== Tasks to carry out ==
1. From the passage on reputation, reproduce word for word the portion starting with "Just to list" and going on through "in the country.".
2. Using the passage on reputation, answer these questions:
(a) Which publication, and in what month and year, is cited for the finding that one-to-one conversation is the most potent form of communication?
(b) According to the quotation from Warren Buffett, how long does it take to ruin a reputation?
(c) Which company does the passage say makes no mention of Africa on its website?

== Given passage ==
It's been known for many years (Harvard Business Review, April 1985) that word of mouth, or as they call it "one-to-one conversation", is the most potent form of communication (see chart).

Fast-forward to today and it is even more important. After all, we no longer have to physically meet to have a conversation. The use of a phone, cellphone, texting, skype, e-mails, tweets and all of the social media can really be lumped together as one-to-one. And often what seems like a private one-to-one conversation, is in reality carried out in the public domain. Actions that appear to have happened in total privacy increasingly pop up in public, sometimes much to people's embarrassment.

What happened in Las Vegas no longer stays in Las Vegas, it is global. Any journalist will tell you "off the record" no longer applies and social commentators will tell you the word "privacy" has been withdrawn from use.

South African politicians seem particularly naive, ignorant and uncaring of the damage they do to the country's reputation by their utterances and actions.

As the great US investor Warren Buffett puts it: "It takes 20 years to build a reputation and five minutes to ruin it. If you think about that, you do things differently."

We currently have many examples of issues that relate to reputation. And it is worth recalling that reputation and perception colours everything we think about.

Just to list a few recent examples:

  • Julius Malema, who through his words and actions, makes the ANC look like a leaderless anarchistic rabble. Worse, his actions harm the reputation of South Africa, all its citizens and is a reason not to visit or invest in the country.
  • Chief Rabbi Warren Goldstein telling Judge Richard Goldstone, one of the world's most respected legal minds, that he doesn't know how to do his job either factually or morally. As well as some other unmentionables.
  • Fifa, through its draconian approach to business, failing to connect with the hearts and minds of most of South Africa. Look outside South Africa and there are lots of marketing activity relating to football, creating a huge vibe and much engagement. The official sponsors might have the local stage to themselves, but it is minuscule in relation to the world stage.
  • Hitachi, the Japanese conglomerate that on its website makes no mention of Africa, and locally claims to have business relationships with a company whose backgrounds and roots it failed to check. No mention either who the directors are, the people who should take fiduciary responsibility for this debacle.
  • It's all very well in saying "we carried out a due diligence" - as in the case of Hitachi - but who did it, what were their credentials, what were their terms of reference, et cetera?

== Dataset entries ==
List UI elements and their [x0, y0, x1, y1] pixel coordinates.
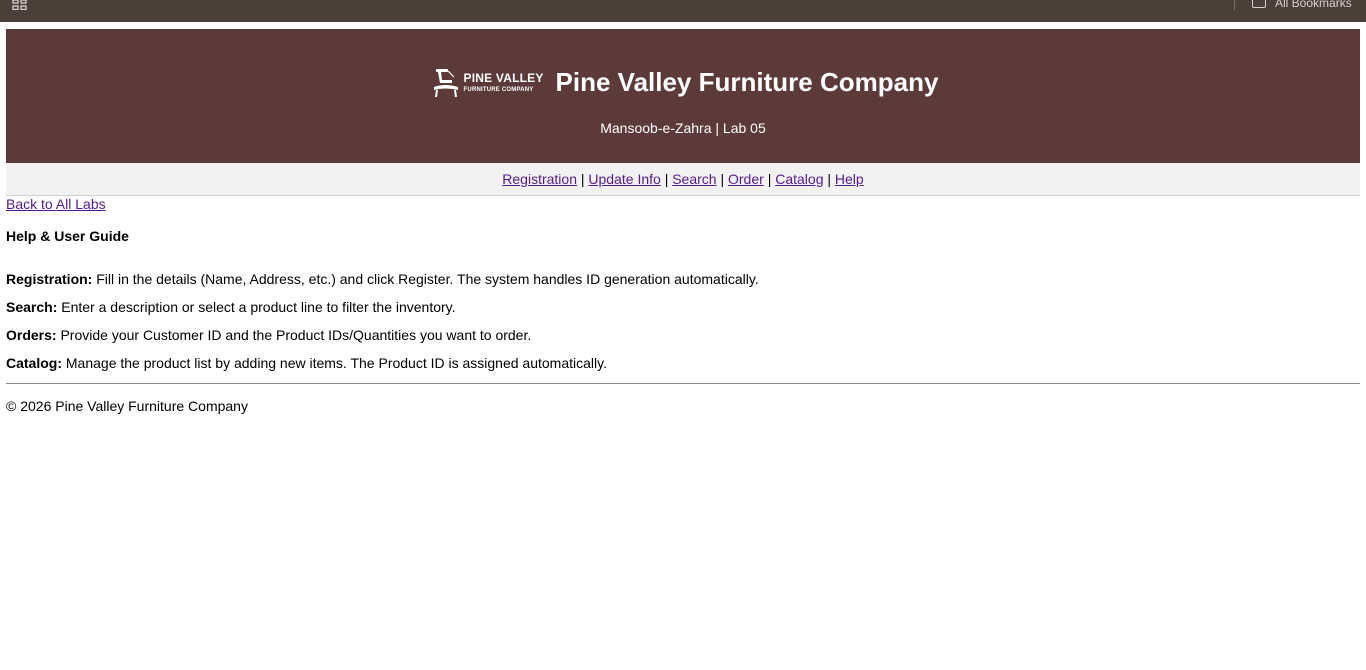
header-subtitle: Mansoob-e-Zahra | Lab 05 — [600, 120, 766, 136]
guide-term: Catalog: — [6, 355, 62, 371]
section-title: Help & User Guide — [6, 228, 129, 244]
guide-text: Provide your Customer ID and the Product… — [56, 327, 532, 343]
folder-icon — [1252, 0, 1266, 8]
header-row: PINE VALLEY FURNITURE COMPANY Pine Valle… — [6, 65, 1360, 99]
guide-text: Manage the product list by adding new it… — [62, 355, 607, 371]
nav-separator: | — [664, 171, 669, 187]
nav-link-help[interactable]: Help — [835, 171, 864, 187]
guide-item-search: Search: Enter a description or select a … — [6, 299, 1360, 315]
site-header: PINE VALLEY FURNITURE COMPANY Pine Valle… — [6, 29, 1360, 163]
guide-term: Registration: — [6, 271, 93, 287]
site-title: Pine Valley Furniture Company — [555, 66, 939, 97]
guide-text: Enter a description or select a product … — [57, 299, 456, 315]
nav-separator: | — [767, 171, 772, 187]
nav-separator: | — [827, 171, 832, 187]
nav-link-registration[interactable]: Registration — [502, 171, 577, 187]
back-to-all-labs-link[interactable]: Back to All Labs — [6, 196, 106, 212]
guide-item-registration: Registration: Fill in the details (Name,… — [6, 271, 1360, 287]
nav-separator: | — [580, 171, 585, 187]
chair-logo-icon — [433, 69, 458, 98]
nav-separator: | — [720, 171, 725, 187]
all-bookmarks-label: All Bookmarks — [1275, 0, 1352, 10]
page: PINE VALLEY FURNITURE COMPANY Pine Valle… — [6, 29, 1360, 414]
main-nav: Registration | Update Info | Search | Or… — [6, 163, 1360, 196]
footer-divider — [6, 383, 1360, 384]
guide-term: Search: — [6, 299, 58, 315]
bookmarks-bar: All Bookmarks — [0, 0, 1366, 22]
guide-text: Fill in the details (Name, Address, etc.… — [92, 271, 759, 287]
help-guide: Registration: Fill in the details (Name,… — [6, 271, 1360, 371]
all-bookmarks-button[interactable]: All Bookmarks — [1252, 0, 1352, 10]
footer-copyright: © 2026 Pine Valley Furniture Company — [6, 398, 248, 414]
bar-divider — [1234, 0, 1235, 10]
guide-item-orders: Orders: Provide your Customer ID and the… — [6, 327, 1360, 343]
logo-subtitle: FURNITURE COMPANY — [463, 86, 534, 93]
nav-link-catalog[interactable]: Catalog — [775, 171, 823, 187]
apps-grid-icon[interactable] — [12, 0, 28, 10]
guide-term: Orders: — [6, 327, 57, 343]
logo: PINE VALLEY FURNITURE COMPANY — [428, 65, 544, 99]
nav-link-search[interactable]: Search — [672, 171, 716, 187]
nav-link-order[interactable]: Order — [728, 171, 764, 187]
logo-name: PINE VALLEY — [463, 70, 544, 85]
guide-item-catalog: Catalog: Manage the product list by addi… — [6, 355, 1360, 371]
nav-link-update-info[interactable]: Update Info — [588, 171, 660, 187]
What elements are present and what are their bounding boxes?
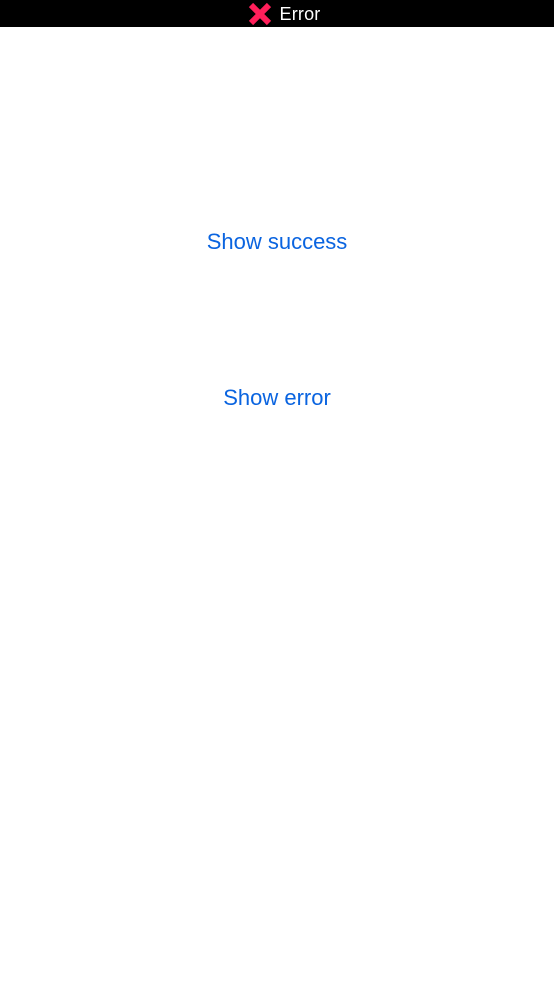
status-message: Error — [248, 2, 321, 26]
close-icon — [248, 2, 272, 26]
status-text: Error — [279, 3, 321, 24]
show-success-button[interactable]: Show success — [0, 227, 554, 257]
main-content: Show success Show error — [0, 27, 554, 984]
show-error-button[interactable]: Show error — [0, 383, 554, 413]
status-bar: Error — [0, 0, 554, 27]
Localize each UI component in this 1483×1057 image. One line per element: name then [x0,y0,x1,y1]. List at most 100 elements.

== The answers ==
1.
Just to list a few recent examples:

  • Julius Malema, who through his words and actions, makes the ANC look like a leaderless anarchistic rabble. Worse, his actions harm the reputation of South Africa, all its citizens and is a reason not to visit or invest in the country.

2.
(a) Harvard Business Review, April 1985.
(b) Five minutes.
(c) Hitachi.